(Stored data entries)
++++++
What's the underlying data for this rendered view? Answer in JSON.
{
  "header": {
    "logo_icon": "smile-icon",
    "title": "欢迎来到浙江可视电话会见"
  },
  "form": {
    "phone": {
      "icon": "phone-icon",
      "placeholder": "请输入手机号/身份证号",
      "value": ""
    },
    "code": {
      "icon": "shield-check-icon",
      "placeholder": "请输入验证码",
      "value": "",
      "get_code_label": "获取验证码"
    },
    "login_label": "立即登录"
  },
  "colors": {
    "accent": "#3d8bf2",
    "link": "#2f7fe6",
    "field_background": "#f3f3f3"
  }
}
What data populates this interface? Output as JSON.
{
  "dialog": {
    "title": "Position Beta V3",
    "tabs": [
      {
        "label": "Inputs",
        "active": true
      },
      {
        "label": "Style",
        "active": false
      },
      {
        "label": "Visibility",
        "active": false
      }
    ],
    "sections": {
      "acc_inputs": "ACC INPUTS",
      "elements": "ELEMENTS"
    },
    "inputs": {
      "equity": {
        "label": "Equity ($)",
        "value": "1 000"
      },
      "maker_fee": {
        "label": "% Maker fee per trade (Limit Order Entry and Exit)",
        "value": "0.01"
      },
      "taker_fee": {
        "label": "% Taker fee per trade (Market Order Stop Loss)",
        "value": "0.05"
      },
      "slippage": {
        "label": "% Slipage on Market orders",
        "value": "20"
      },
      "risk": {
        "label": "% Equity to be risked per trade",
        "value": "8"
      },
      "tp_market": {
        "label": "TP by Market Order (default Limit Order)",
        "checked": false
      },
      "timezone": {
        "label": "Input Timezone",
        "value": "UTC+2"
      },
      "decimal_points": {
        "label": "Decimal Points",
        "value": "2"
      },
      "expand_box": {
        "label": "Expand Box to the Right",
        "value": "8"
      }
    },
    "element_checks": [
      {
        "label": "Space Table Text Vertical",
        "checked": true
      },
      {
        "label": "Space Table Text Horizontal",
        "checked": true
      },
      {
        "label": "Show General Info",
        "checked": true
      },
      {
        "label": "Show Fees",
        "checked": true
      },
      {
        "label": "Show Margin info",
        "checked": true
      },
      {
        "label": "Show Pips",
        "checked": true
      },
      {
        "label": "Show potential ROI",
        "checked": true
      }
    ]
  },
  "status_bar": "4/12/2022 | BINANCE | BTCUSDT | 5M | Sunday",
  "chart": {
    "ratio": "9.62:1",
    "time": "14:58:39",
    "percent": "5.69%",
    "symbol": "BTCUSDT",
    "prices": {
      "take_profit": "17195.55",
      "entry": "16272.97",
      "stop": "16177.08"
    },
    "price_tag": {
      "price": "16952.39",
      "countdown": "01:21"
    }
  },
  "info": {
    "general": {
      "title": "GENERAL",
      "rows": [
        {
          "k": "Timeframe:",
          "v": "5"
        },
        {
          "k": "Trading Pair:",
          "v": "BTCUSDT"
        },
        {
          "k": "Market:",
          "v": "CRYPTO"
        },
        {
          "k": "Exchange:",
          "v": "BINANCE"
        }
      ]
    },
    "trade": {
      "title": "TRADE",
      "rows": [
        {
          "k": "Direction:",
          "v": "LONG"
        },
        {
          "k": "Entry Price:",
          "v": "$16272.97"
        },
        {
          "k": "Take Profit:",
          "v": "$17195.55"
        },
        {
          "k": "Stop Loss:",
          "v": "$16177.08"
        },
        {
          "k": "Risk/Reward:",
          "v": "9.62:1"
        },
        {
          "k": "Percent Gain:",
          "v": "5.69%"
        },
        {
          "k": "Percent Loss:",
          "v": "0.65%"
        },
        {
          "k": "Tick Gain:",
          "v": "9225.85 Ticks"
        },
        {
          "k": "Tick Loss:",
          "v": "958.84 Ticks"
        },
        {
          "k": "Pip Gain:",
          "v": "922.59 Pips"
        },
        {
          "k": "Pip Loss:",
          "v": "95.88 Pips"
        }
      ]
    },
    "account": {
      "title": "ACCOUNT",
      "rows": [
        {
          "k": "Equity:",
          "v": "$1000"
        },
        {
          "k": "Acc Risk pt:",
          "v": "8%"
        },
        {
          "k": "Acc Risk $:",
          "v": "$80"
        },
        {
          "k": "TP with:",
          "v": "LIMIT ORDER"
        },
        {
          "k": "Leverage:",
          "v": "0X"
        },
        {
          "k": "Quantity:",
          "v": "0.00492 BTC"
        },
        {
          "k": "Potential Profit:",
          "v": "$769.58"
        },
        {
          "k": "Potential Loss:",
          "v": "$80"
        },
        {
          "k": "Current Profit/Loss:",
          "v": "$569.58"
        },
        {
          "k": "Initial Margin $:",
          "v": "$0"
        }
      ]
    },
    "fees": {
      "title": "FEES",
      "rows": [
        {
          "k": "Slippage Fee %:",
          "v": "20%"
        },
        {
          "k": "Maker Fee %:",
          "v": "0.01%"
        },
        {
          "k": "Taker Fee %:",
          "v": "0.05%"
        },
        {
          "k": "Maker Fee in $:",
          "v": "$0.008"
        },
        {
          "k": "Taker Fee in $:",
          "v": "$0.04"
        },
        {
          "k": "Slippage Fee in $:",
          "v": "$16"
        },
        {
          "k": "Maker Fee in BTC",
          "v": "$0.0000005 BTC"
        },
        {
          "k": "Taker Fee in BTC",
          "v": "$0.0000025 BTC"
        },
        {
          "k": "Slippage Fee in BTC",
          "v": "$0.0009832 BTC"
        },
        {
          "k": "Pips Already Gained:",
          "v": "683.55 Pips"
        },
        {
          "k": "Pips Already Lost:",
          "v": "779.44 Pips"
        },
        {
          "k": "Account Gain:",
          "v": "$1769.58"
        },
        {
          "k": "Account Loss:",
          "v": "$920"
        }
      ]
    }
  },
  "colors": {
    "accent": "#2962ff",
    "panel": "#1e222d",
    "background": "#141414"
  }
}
++++++
### Set exercise:
What is needed here is an exact reproduction of all the entries.

### Task solution:
What's the underlying data for this rendered view? Answer in JSON.
{
  "header": {
    "logo_icon": "smile-icon",
    "title": "欢迎来到浙江可视电话会见"
  },
  "form": {
    "phone": {
      "icon": "phone-icon",
      "placeholder": "请输入手机号/身份证号",
      "value": ""
    },
    "code": {
      "icon": "shield-check-icon",
      "placeholder": "请输入验证码",
      "value": "",
      "get_code_label": "获取验证码"
    },
    "login_label": "立即登录"
  },
  "colors": {
    "accent": "#3d8bf2",
    "link": "#2f7fe6",
    "field_background": "#f3f3f3"
  }
}
What data populates this interface? Output as JSON.
{
  "dialog": {
    "title": "Position Beta V3",
    "tabs": [
      {
        "label": "Inputs",
        "active": true
      },
      {
        "label": "Style",
        "active": false
      },
      {
        "label": "Visibility",
        "active": false
      }
    ],
    "sections": {
      "acc_inputs": "ACC INPUTS",
      "elements": "ELEMENTS"
    },
    "inputs": {
      "equity": {
        "label": "Equity ($)",
        "value": "1 000"
      },
      "maker_fee": {
        "label": "% Maker fee per trade (Limit Order Entry and Exit)",
        "value": "0.01"
      },
      "taker_fee": {
        "label": "% Taker fee per trade (Market Order Stop Loss)",
        "value": "0.05"
      },
      "slippage": {
        "label": "% Slipage on Market orders",
        "value": "20"
      },
      "risk": {
        "label": "% Equity to be risked per trade",
        "value": "8"
      },
      "tp_market": {
        "label": "TP by Market Order (default Limit Order)",
        "checked": false
      },
      "timezone": {
        "label": "Input Timezone",
        "value": "UTC+2"
      },
      "decimal_points": {
        "label": "Decimal Points",
        "value": "2"
      },
      "expand_box": {
        "label": "Expand Box to the Right",
        "value": "8"
      }
    },
    "element_checks": [
      {
        "label": "Space Table Text Vertical",
        "checked": true
      },
      {
        "label": "Space Table Text Horizontal",
        "checked": true
      },
      {
        "label": "Show General Info",
        "checked": true
      },
      {
        "label": "Show Fees",
        "checked": true
      },
      {
        "label": "Show Margin info",
        "checked": true
      },
      {
        "label": "Show Pips",
        "checked": true
      },
      {
        "label": "Show potential ROI",
        "checked": true
      }
    ]
  },
  "status_bar": "4/12/2022 | BINANCE | BTCUSDT | 5M | Sunday",
  "chart": {
    "ratio": "9.62:1",
    "time": "14:58:39",
    "percent": "5.69%",
    "symbol": "BTCUSDT",
    "prices": {
      "take_profit": "17195.55",
      "entry": "16272.97",
      "stop": "16177.08"
    },
    "price_tag": {
      "price": "16952.39",
      "countdown": "01:21"
    }
  },
  "info": {
    "general": {
      "title": "GENERAL",
      "rows": [
        {
          "k": "Timeframe:",
          "v": "5"
        },
        {
          "k": "Trading Pair:",
          "v": "BTCUSDT"
        },
        {
          "k": "Market:",
          "v": "CRYPTO"
        },
        {
          "k": "Exchange:",
          "v": "BINANCE"
        }
      ]
    },
    "trade": {
      "title": "TRADE",
      "rows": [
        {
          "k": "Direction:",
          "v": "LONG"
        },
        {
          "k": "Entry Price:",
          "v": "$16272.97"
        },
        {
          "k": "Take Profit:",
          "v": "$17195.55"
        },
        {
          "k": "Stop Loss:",
          "v": "$16177.08"
        },
        {
          "k": "Risk/Reward:",
          "v": "9.62:1"
        },
        {
          "k": "Percent Gain:",
          "v": "5.69%"
        },
        {
          "k": "Percent Loss:",
          "v": "0.65%"
        },
        {
          "k": "Tick Gain:",
          "v": "9225.85 Ticks"
        },
        {
          "k": "Tick Loss:",
          "v": "958.84 Ticks"
        },
        {
          "k": "Pip Gain:",
          "v": "922.59 Pips"
        },
        {
          "k": "Pip Loss:",
          "v": "95.88 Pips"
        }
      ]
    },
    "account": {
      "title": "ACCOUNT",
      "rows": [
        {
          "k": "Equity:",
          "v": "$1000"
        },
        {
          "k": "Acc Risk pt:",
          "v": "8%"
        },
        {
          "k": "Acc Risk $:",
          "v": "$80"
        },
        {
          "k": "TP with:",
          "v": "LIMIT ORDER"
        },
        {
          "k": "Leverage:",
          "v": "0X"
        },
        {
          "k": "Quantity:",
          "v": "0.00492 BTC"
        },
        {
          "k": "Potential Profit:",
          "v": "$769.58"
        },
        {
          "k": "Potential Loss:",
          "v": "$80"
        },
        {
          "k": "Current Profit/Loss:",
          "v": "$569.58"
        },
        {
          "k": "Initial Margin $:",
          "v": "$0"
        }
      ]
    },
    "fees": {
      "title": "FEES",
      "rows": [
        {
          "k": "Slippage Fee %:",
          "v": "20%"
        },
        {
          "k": "Maker Fee %:",
          "v": "0.01%"
        },
        {
          "k": "Taker Fee %:",
          "v": "0.05%"
        },
        {
          "k": "Maker Fee in $:",
          "v": "$0.008"
        },
        {
          "k": "Taker Fee in $:",
          "v": "$0.04"
        },
        {
          "k": "Slippage Fee in $:",
          "v": "$16"
        },
        {
          "k": "Maker Fee in BTC",
          "v": "$0.0000005 BTC"
        },
        {
          "k": "Taker Fee in BTC",
          "v": "$0.0000025 BTC"
        },
        {
          "k": "Slippage Fee in BTC",
          "v": "$0.0009832 BTC"
        },
        {
          "k": "Pips Already Gained:",
          "v": "683.55 Pips"
        },
        {
          "k": "Pips Already Lost:",
          "v": "779.44 Pips"
        },
        {
          "k": "Account Gain:",
          "v": "$1769.58"
        },
        {
          "k": "Account Loss:",
          "v": "$920"
        }
      ]
    }
  },
  "colors": {
    "accent": "#2962ff",
    "panel": "#1e222d",
    "background": "#141414"
  }
}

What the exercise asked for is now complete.